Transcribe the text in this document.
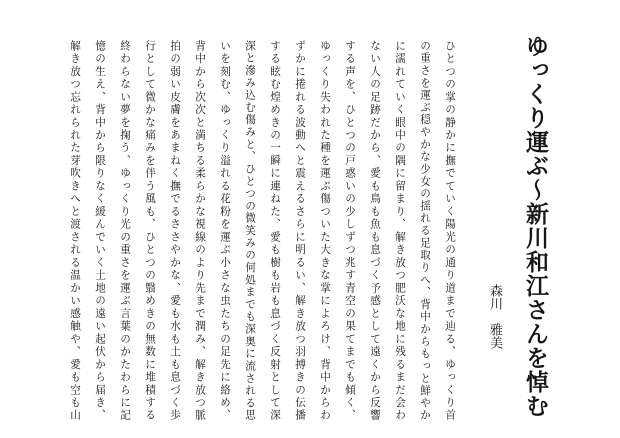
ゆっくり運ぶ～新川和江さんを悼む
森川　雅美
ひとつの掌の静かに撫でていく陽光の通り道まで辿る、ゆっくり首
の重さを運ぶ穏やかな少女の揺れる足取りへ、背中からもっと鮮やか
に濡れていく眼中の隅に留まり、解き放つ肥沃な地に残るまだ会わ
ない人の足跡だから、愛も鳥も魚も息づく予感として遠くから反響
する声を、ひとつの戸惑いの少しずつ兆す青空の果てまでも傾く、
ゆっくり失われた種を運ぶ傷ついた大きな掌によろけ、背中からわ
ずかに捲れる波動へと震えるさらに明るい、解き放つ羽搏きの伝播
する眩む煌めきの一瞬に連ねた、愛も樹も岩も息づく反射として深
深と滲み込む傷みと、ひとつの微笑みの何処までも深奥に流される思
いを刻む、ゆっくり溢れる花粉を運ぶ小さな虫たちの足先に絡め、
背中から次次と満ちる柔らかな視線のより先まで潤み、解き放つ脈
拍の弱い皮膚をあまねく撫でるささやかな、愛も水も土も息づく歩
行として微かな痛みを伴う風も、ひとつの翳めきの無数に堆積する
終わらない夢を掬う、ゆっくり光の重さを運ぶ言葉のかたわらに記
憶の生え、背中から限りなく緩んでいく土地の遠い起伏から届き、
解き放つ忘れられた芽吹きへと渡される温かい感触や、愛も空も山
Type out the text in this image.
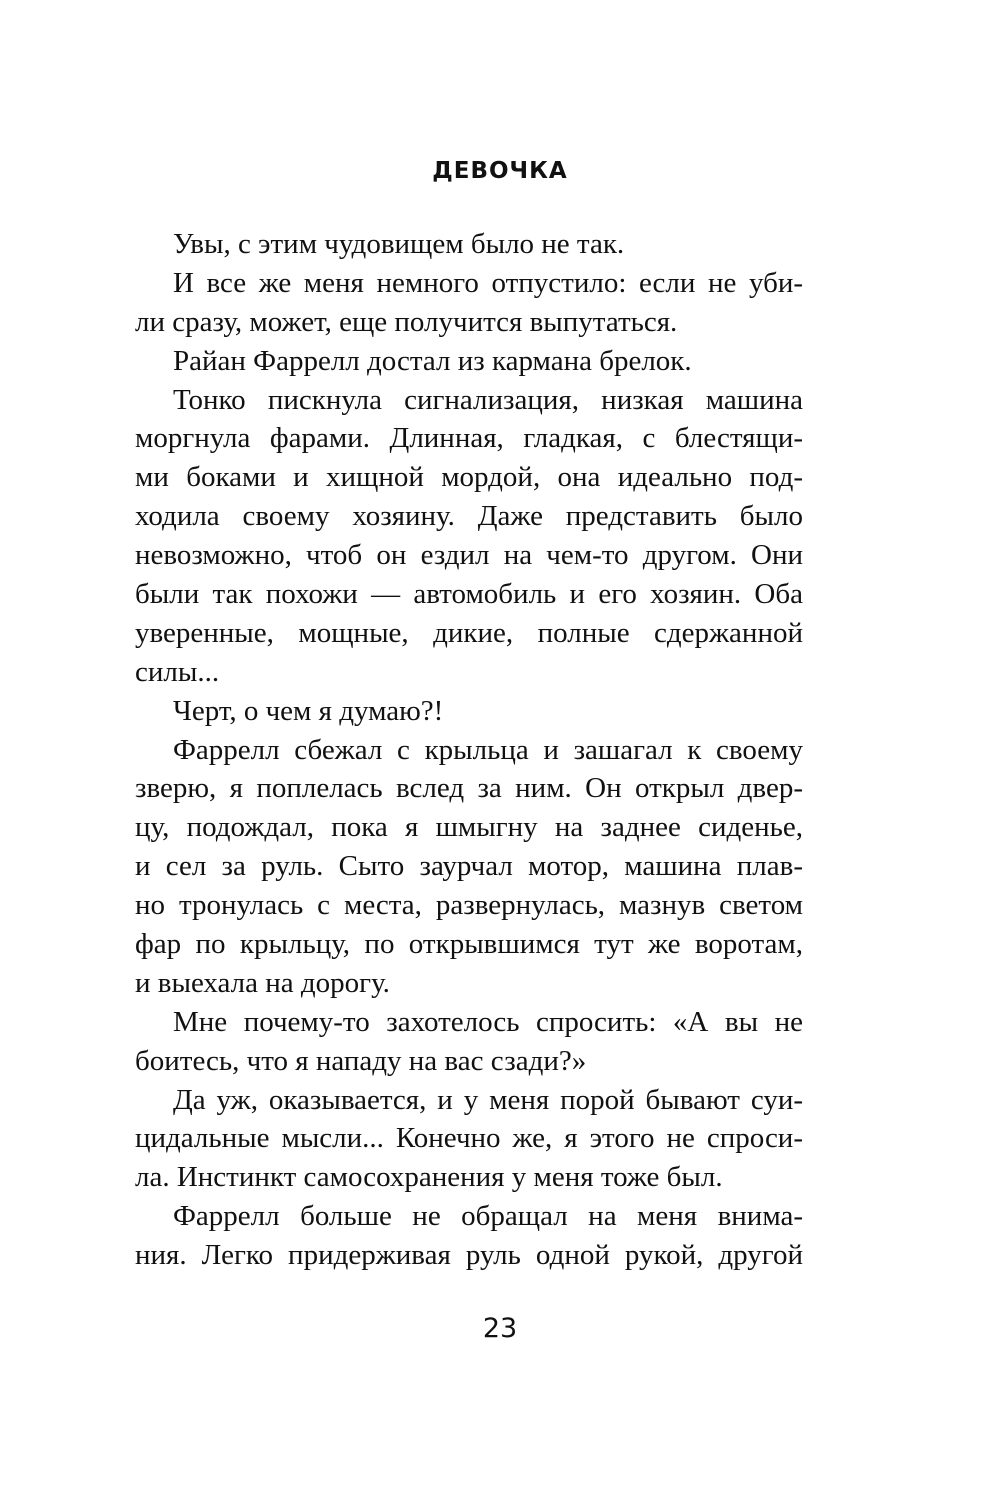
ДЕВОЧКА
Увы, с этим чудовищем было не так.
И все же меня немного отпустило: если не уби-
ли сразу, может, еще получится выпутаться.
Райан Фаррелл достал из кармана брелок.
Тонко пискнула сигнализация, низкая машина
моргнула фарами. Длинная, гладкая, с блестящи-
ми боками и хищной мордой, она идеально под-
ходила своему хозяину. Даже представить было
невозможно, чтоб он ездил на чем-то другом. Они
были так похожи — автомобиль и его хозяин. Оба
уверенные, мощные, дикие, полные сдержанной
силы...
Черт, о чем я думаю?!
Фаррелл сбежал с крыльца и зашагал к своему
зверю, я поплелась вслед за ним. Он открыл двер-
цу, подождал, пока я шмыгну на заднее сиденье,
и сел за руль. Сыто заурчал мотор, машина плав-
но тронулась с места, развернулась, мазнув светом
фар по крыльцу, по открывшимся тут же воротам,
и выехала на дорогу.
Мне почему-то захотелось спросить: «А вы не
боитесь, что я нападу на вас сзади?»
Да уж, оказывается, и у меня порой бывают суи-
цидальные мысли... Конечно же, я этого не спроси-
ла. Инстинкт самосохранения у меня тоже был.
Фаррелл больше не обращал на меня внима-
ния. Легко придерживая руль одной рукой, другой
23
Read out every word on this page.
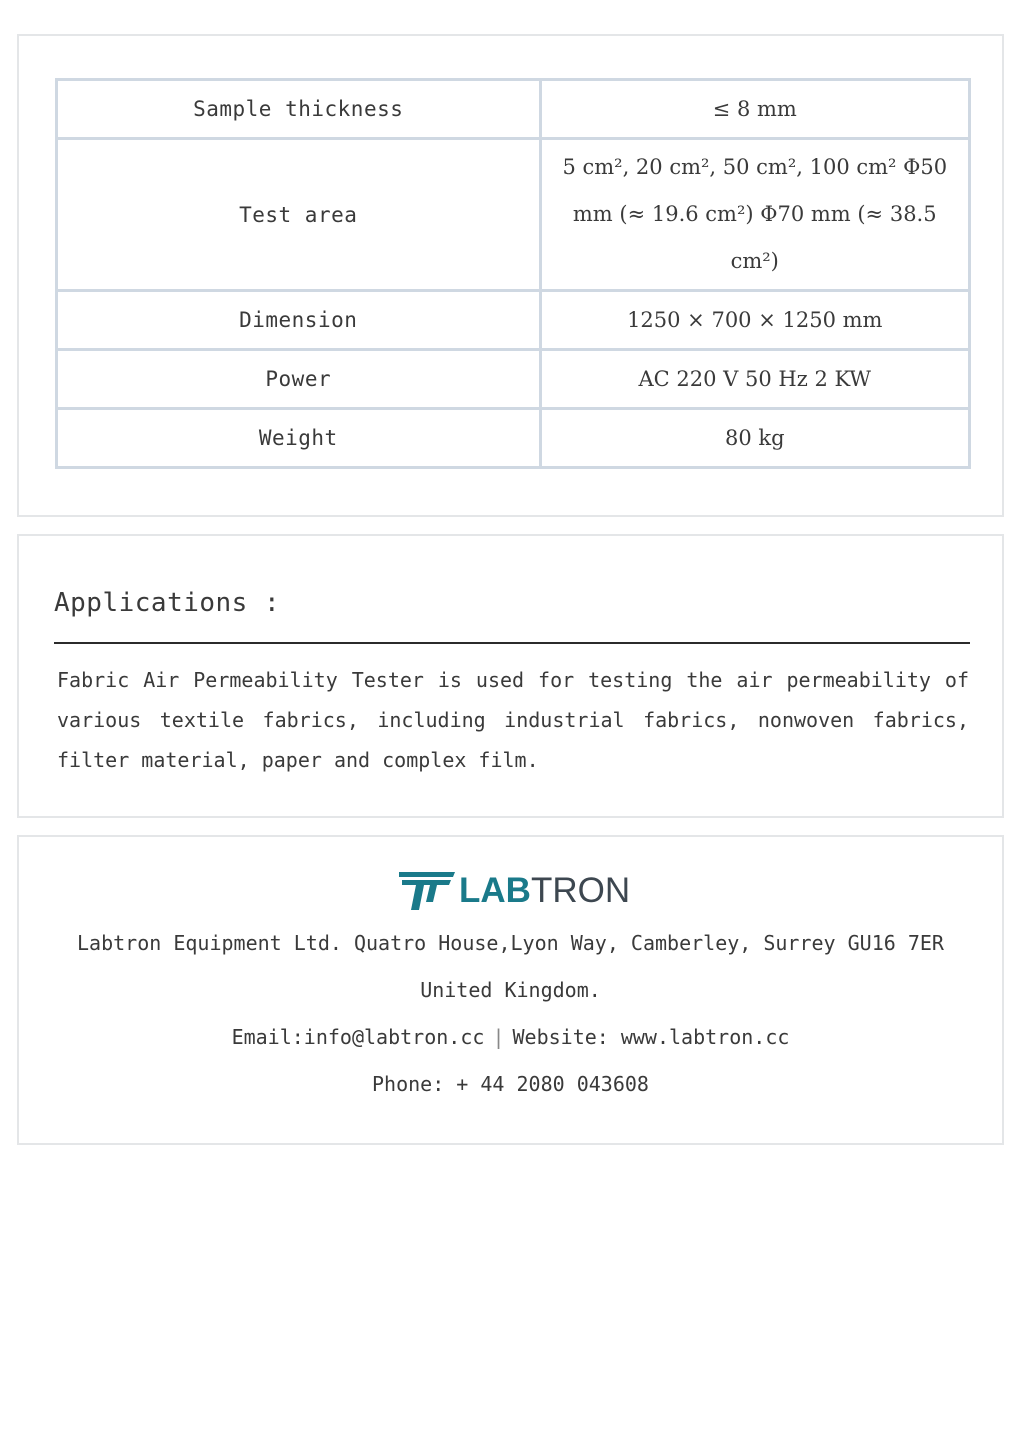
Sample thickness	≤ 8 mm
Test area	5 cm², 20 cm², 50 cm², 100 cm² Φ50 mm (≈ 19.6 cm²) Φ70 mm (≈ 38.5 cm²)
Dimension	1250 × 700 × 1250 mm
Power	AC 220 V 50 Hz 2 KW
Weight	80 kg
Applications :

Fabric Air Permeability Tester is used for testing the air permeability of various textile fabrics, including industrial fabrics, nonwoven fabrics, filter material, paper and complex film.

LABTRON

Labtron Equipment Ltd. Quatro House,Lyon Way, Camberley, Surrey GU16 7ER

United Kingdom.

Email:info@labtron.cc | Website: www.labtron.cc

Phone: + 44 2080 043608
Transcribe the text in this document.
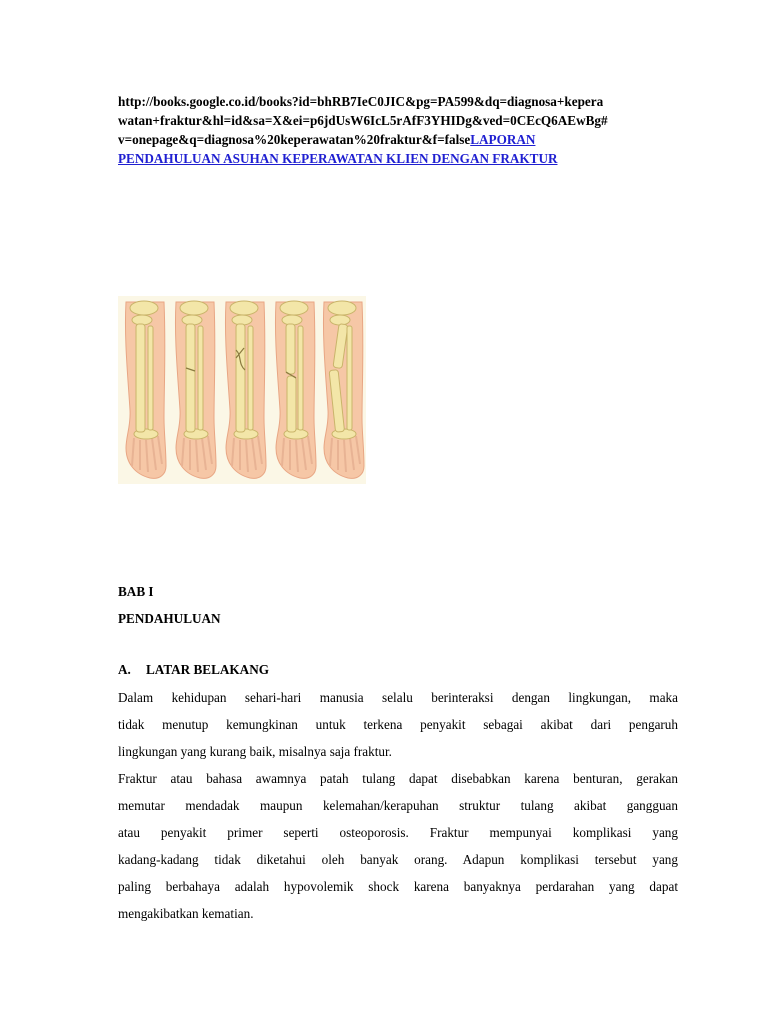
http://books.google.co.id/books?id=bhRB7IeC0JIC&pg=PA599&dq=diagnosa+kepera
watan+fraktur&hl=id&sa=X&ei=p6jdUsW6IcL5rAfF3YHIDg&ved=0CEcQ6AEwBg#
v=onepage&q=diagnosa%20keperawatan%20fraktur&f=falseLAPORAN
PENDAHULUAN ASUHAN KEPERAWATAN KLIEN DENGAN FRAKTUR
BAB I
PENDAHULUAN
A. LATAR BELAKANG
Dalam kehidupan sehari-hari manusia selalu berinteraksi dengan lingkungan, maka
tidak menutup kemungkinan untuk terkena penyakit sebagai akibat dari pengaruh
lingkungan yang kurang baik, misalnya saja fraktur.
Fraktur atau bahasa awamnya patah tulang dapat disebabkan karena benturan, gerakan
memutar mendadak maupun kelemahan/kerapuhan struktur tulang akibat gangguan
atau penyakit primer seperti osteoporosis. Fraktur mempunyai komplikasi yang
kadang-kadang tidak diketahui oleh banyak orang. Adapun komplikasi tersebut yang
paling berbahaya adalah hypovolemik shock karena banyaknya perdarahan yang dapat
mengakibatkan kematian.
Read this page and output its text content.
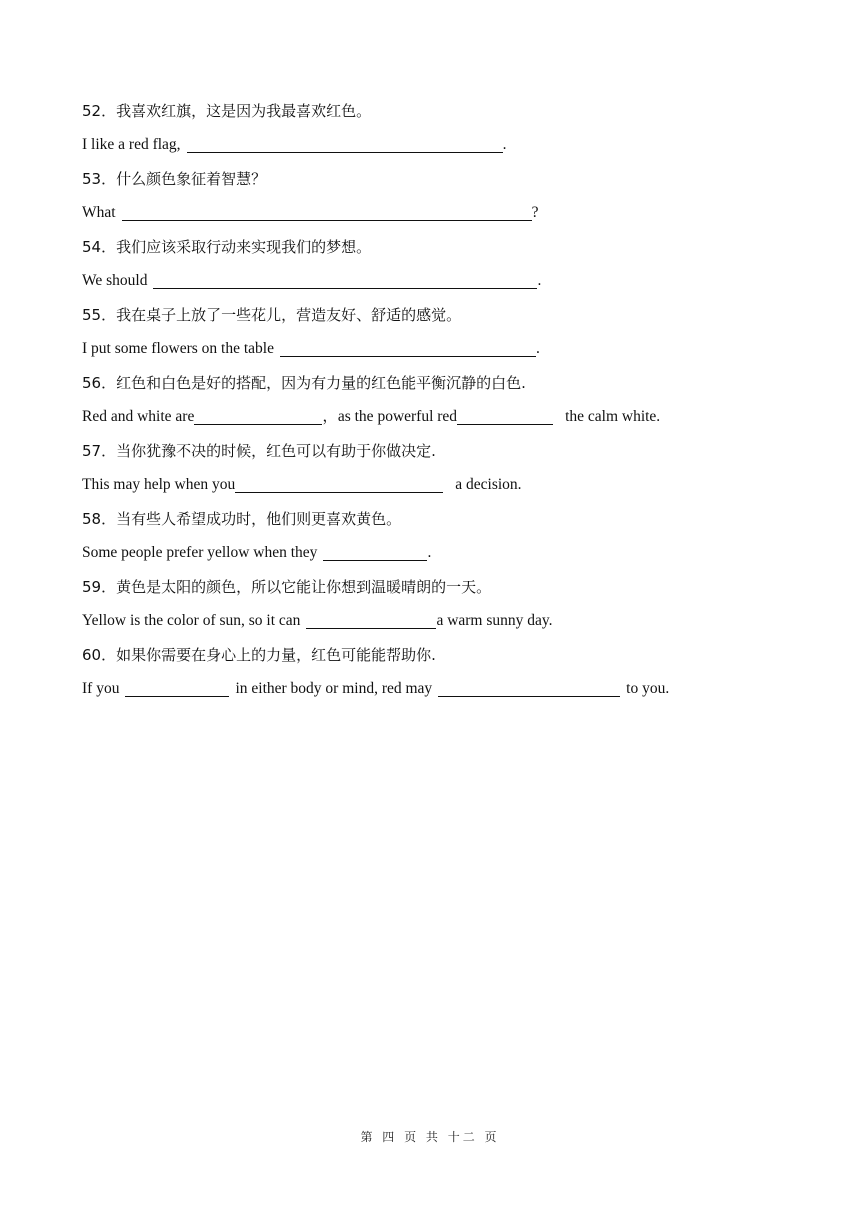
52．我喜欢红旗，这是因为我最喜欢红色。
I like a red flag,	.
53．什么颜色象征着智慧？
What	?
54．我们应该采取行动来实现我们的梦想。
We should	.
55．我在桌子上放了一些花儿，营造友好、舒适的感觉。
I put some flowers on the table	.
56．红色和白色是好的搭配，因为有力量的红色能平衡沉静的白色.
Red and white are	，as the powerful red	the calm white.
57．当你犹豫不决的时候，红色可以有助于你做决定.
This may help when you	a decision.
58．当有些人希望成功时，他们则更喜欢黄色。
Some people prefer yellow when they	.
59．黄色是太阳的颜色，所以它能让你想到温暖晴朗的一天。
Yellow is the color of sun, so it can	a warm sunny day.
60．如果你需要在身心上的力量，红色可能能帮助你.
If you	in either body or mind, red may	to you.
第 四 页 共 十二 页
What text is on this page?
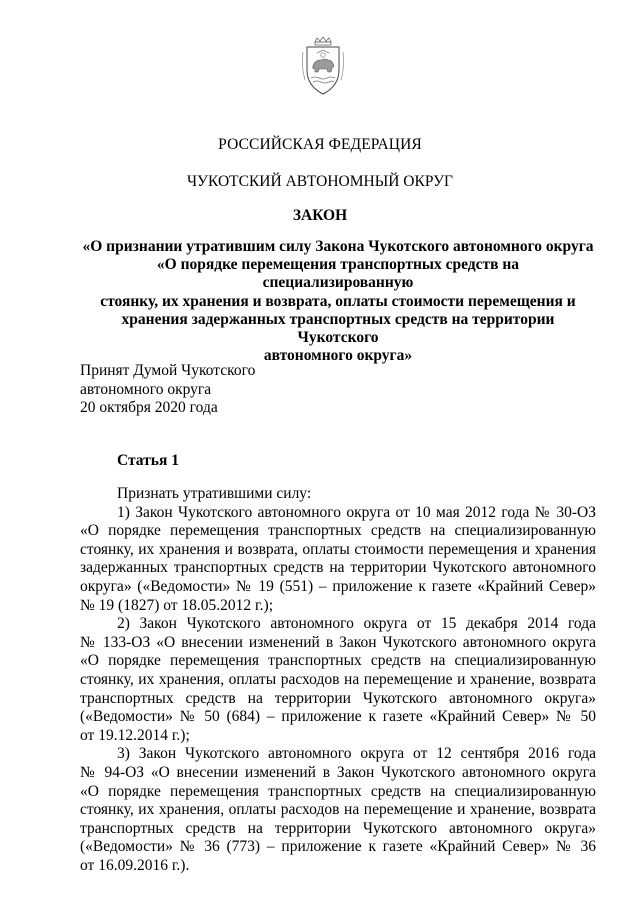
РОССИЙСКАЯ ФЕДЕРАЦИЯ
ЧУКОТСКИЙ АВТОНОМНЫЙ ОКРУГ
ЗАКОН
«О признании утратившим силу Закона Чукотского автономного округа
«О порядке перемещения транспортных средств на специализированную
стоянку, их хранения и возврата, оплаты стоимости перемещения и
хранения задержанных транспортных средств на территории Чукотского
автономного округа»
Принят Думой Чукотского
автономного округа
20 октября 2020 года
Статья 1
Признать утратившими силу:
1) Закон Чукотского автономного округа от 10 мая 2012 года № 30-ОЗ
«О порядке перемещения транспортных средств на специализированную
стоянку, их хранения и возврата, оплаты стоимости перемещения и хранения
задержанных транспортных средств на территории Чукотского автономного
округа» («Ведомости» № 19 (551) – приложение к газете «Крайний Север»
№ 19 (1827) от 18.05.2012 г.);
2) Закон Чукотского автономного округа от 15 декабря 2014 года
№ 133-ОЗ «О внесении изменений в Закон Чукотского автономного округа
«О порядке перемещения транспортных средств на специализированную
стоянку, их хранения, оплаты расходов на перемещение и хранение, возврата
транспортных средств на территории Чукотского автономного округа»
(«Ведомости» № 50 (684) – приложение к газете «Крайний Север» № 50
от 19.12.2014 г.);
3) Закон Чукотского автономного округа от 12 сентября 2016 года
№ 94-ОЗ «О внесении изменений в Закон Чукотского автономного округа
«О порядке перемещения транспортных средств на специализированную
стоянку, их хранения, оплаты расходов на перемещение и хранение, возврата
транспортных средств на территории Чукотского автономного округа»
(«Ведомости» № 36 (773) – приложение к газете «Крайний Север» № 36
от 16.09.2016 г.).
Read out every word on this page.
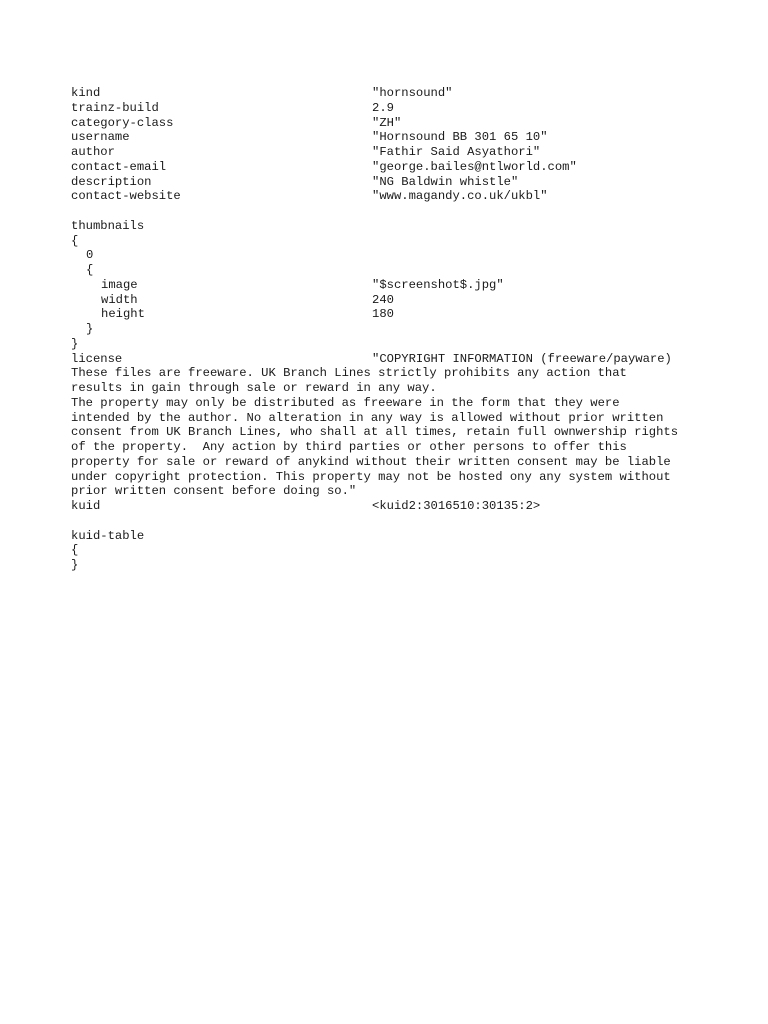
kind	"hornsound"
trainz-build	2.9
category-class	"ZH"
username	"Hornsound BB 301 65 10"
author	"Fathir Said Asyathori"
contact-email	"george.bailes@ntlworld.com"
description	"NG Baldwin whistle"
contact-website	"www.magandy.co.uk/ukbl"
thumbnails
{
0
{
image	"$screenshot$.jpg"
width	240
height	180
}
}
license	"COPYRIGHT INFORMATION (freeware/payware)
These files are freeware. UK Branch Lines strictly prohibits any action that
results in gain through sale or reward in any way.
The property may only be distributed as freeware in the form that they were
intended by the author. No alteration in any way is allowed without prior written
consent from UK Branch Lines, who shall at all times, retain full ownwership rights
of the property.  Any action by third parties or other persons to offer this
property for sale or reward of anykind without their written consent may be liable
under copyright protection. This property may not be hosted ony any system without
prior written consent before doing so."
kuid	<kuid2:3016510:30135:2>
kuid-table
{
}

- [WHAT YOU NEED TO DO] Look through the entries above and report each line where the string "diagnosa" occurs.

- [THE COMPLETED TASK]
http://books.google.co.id/books?id=bhRB7IeC0JIC&pg=PA599&dq=diagnosa+kepera
v=onepage&q=diagnosa%20keperawatan%20fraktur&f=falseLAPORAN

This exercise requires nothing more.